What this task involves: Where a line of the material contains the string "value", copy that line.

Stored items from a collection:
◆ ◆ ◆ ◆ ◆

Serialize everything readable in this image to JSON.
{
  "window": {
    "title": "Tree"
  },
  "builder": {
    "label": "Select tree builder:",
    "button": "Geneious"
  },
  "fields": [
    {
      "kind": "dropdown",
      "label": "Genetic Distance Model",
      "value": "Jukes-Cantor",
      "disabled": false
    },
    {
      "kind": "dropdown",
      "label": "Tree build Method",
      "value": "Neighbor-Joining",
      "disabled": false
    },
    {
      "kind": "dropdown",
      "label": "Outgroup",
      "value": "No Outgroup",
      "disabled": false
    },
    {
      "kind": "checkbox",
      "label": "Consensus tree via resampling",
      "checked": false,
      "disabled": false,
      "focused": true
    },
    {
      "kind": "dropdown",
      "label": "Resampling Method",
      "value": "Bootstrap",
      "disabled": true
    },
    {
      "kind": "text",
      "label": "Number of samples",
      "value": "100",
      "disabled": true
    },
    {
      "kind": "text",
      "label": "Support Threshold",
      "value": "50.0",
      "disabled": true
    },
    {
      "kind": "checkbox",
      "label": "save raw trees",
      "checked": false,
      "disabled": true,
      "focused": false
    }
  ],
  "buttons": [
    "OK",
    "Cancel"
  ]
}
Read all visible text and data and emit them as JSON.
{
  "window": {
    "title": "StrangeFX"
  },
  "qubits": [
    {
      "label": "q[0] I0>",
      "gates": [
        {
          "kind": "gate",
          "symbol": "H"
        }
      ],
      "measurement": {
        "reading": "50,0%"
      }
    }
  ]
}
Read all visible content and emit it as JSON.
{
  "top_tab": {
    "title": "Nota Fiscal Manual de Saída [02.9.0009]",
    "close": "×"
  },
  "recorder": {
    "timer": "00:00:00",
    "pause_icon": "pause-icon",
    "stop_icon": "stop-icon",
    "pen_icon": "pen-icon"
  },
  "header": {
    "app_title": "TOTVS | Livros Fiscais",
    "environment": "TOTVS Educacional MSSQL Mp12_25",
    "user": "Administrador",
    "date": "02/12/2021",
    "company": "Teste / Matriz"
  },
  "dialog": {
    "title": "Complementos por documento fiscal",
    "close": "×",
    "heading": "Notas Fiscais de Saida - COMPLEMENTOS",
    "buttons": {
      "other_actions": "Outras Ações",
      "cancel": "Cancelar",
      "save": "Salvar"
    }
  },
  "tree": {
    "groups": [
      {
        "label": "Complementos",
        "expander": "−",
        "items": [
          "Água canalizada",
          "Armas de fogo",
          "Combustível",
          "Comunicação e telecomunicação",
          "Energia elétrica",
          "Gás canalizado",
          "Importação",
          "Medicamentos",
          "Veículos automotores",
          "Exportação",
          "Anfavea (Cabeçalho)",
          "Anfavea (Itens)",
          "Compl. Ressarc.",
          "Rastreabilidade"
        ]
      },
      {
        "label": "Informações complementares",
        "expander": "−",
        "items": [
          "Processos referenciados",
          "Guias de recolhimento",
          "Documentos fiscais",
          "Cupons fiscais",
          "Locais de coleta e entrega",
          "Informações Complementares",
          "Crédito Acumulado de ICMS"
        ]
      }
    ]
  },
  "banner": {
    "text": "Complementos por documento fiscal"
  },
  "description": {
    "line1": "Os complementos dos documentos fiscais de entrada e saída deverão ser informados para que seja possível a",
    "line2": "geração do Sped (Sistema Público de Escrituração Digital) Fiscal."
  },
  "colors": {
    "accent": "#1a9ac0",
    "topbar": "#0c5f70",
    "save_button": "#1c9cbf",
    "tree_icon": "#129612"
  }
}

◆ ◆ ◆ ◆ ◆

Answer to this problem:
      "value": "Jukes-Cantor",
      "value": "Neighbor-Joining",
      "value": "No Outgroup",
      "value": "Bootstrap",
      "value": "100",
      "value": "50.0",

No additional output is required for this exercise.